Dataset items —
━━━

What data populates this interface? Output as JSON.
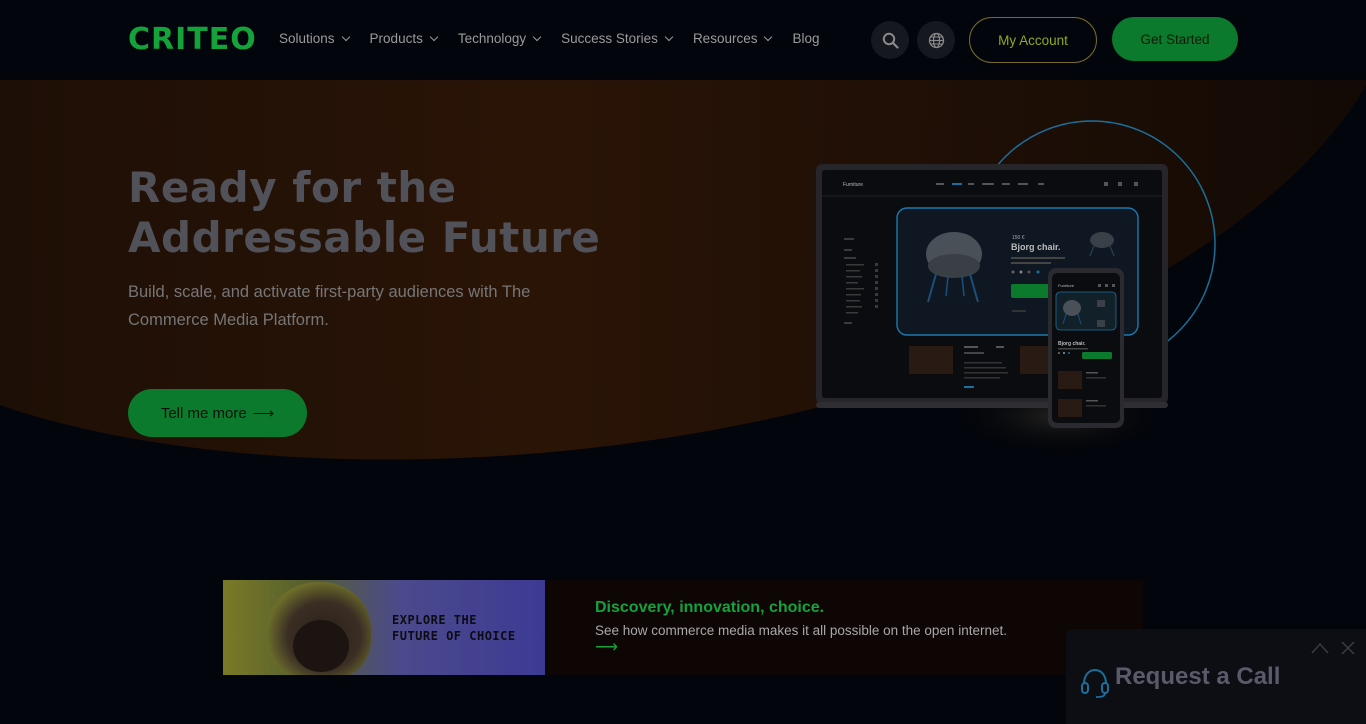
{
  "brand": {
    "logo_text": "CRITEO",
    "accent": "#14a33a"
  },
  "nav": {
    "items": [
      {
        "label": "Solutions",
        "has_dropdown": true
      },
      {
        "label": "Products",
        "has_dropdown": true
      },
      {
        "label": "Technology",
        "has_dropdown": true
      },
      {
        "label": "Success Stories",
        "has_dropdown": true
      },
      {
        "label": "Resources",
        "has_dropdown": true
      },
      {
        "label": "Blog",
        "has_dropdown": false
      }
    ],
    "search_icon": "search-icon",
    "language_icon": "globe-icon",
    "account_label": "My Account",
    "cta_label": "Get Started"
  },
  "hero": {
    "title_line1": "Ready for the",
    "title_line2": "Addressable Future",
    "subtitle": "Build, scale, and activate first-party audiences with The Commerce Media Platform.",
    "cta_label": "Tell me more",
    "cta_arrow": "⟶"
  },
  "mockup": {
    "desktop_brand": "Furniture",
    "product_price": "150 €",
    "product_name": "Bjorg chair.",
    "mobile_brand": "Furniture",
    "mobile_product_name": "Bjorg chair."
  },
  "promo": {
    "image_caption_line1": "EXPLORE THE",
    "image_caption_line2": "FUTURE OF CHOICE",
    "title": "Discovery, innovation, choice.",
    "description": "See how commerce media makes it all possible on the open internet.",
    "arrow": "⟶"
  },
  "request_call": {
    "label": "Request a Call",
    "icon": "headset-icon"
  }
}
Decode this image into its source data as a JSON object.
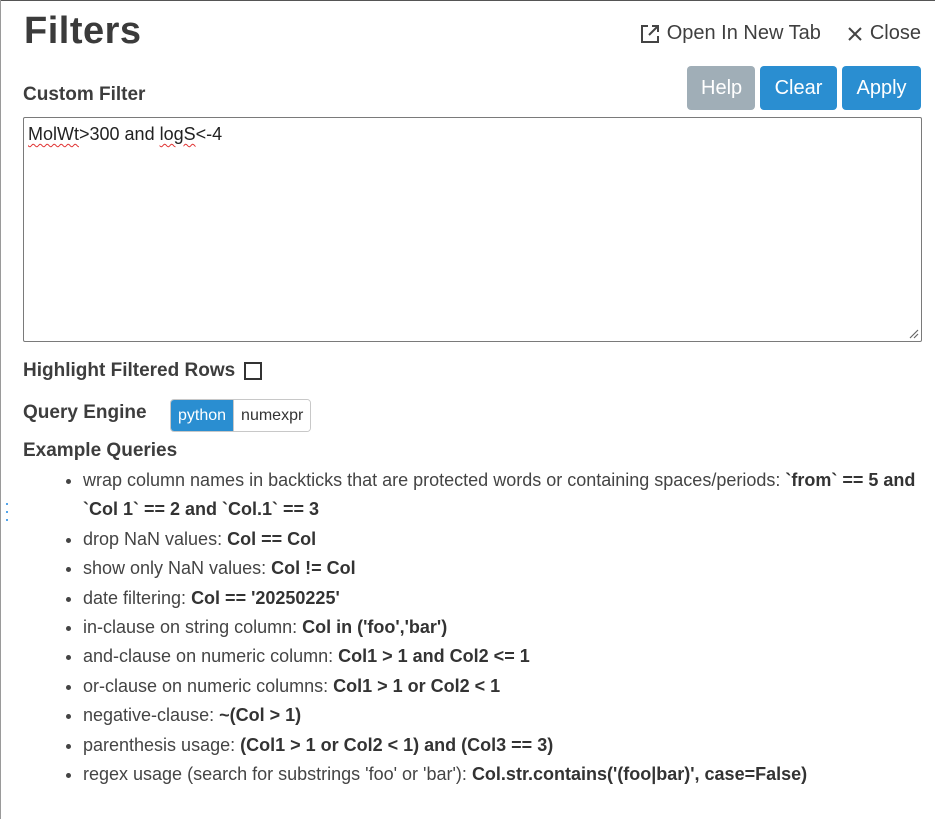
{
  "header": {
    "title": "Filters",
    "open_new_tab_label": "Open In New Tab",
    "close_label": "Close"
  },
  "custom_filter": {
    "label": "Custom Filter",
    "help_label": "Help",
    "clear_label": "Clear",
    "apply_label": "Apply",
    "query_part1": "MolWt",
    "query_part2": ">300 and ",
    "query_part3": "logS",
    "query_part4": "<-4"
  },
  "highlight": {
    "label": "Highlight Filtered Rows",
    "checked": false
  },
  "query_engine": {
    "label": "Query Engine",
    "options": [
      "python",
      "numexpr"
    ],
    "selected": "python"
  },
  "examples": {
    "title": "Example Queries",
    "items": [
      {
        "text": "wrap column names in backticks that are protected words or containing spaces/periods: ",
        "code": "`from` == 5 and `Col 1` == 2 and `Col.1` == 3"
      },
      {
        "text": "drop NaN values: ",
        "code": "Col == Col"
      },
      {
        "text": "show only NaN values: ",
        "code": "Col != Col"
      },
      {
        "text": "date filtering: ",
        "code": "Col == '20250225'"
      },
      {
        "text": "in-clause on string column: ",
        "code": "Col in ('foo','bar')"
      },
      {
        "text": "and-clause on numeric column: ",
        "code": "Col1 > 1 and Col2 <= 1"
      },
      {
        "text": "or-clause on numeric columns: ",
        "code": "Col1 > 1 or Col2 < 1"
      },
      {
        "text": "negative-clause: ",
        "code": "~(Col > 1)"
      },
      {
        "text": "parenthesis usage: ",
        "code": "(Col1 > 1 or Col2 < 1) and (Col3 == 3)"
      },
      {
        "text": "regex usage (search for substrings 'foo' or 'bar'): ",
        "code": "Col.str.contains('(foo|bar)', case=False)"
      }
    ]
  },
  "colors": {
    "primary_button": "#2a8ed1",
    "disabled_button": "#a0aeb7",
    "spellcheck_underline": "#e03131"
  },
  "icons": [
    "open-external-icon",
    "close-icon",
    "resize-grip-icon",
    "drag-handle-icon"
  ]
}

━━━

WHAT TO PRODUCE —
Extract every line of the data exactly; pictures stay out.

TASK SOLUTION —
What data populates this interface? Output as JSON.
{
  "brand": {
    "logo_text": "CRITEO",
    "accent": "#14a33a"
  },
  "nav": {
    "items": [
      {
        "label": "Solutions",
        "has_dropdown": true
      },
      {
        "label": "Products",
        "has_dropdown": true
      },
      {
        "label": "Technology",
        "has_dropdown": true
      },
      {
        "label": "Success Stories",
        "has_dropdown": true
      },
      {
        "label": "Resources",
        "has_dropdown": true
      },
      {
        "label": "Blog",
        "has_dropdown": false
      }
    ],
    "search_icon": "search-icon",
    "language_icon": "globe-icon",
    "account_label": "My Account",
    "cta_label": "Get Started"
  },
  "hero": {
    "title_line1": "Ready for the",
    "title_line2": "Addressable Future",
    "subtitle": "Build, scale, and activate first-party audiences with The Commerce Media Platform.",
    "cta_label": "Tell me more",
    "cta_arrow": "⟶"
  },
  "mockup": {
    "desktop_brand": "Furniture",
    "product_price": "150 €",
    "product_name": "Bjorg chair.",
    "mobile_brand": "Furniture",
    "mobile_product_name": "Bjorg chair."
  },
  "promo": {
    "image_caption_line1": "EXPLORE THE",
    "image_caption_line2": "FUTURE OF CHOICE",
    "title": "Discovery, innovation, choice.",
    "description": "See how commerce media makes it all possible on the open internet.",
    "arrow": "⟶"
  },
  "request_call": {
    "label": "Request a Call",
    "icon": "headset-icon"
  }
}
Decode this image into its source data as a JSON object.
{
  "header": {
    "title": "Filters",
    "open_new_tab_label": "Open In New Tab",
    "close_label": "Close"
  },
  "custom_filter": {
    "label": "Custom Filter",
    "help_label": "Help",
    "clear_label": "Clear",
    "apply_label": "Apply",
    "query_part1": "MolWt",
    "query_part2": ">300 and ",
    "query_part3": "logS",
    "query_part4": "<-4"
  },
  "highlight": {
    "label": "Highlight Filtered Rows",
    "checked": false
  },
  "query_engine": {
    "label": "Query Engine",
    "options": [
      "python",
      "numexpr"
    ],
    "selected": "python"
  },
  "examples": {
    "title": "Example Queries",
    "items": [
      {
        "text": "wrap column names in backticks that are protected words or containing spaces/periods: ",
        "code": "`from` == 5 and `Col 1` == 2 and `Col.1` == 3"
      },
      {
        "text": "drop NaN values: ",
        "code": "Col == Col"
      },
      {
        "text": "show only NaN values: ",
        "code": "Col != Col"
      },
      {
        "text": "date filtering: ",
        "code": "Col == '20250225'"
      },
      {
        "text": "in-clause on string column: ",
        "code": "Col in ('foo','bar')"
      },
      {
        "text": "and-clause on numeric column: ",
        "code": "Col1 > 1 and Col2 <= 1"
      },
      {
        "text": "or-clause on numeric columns: ",
        "code": "Col1 > 1 or Col2 < 1"
      },
      {
        "text": "negative-clause: ",
        "code": "~(Col > 1)"
      },
      {
        "text": "parenthesis usage: ",
        "code": "(Col1 > 1 or Col2 < 1) and (Col3 == 3)"
      },
      {
        "text": "regex usage (search for substrings 'foo' or 'bar'): ",
        "code": "Col.str.contains('(foo|bar)', case=False)"
      }
    ]
  },
  "colors": {
    "primary_button": "#2a8ed1",
    "disabled_button": "#a0aeb7",
    "spellcheck_underline": "#e03131"
  },
  "icons": [
    "open-external-icon",
    "close-icon",
    "resize-grip-icon",
    "drag-handle-icon"
  ]
}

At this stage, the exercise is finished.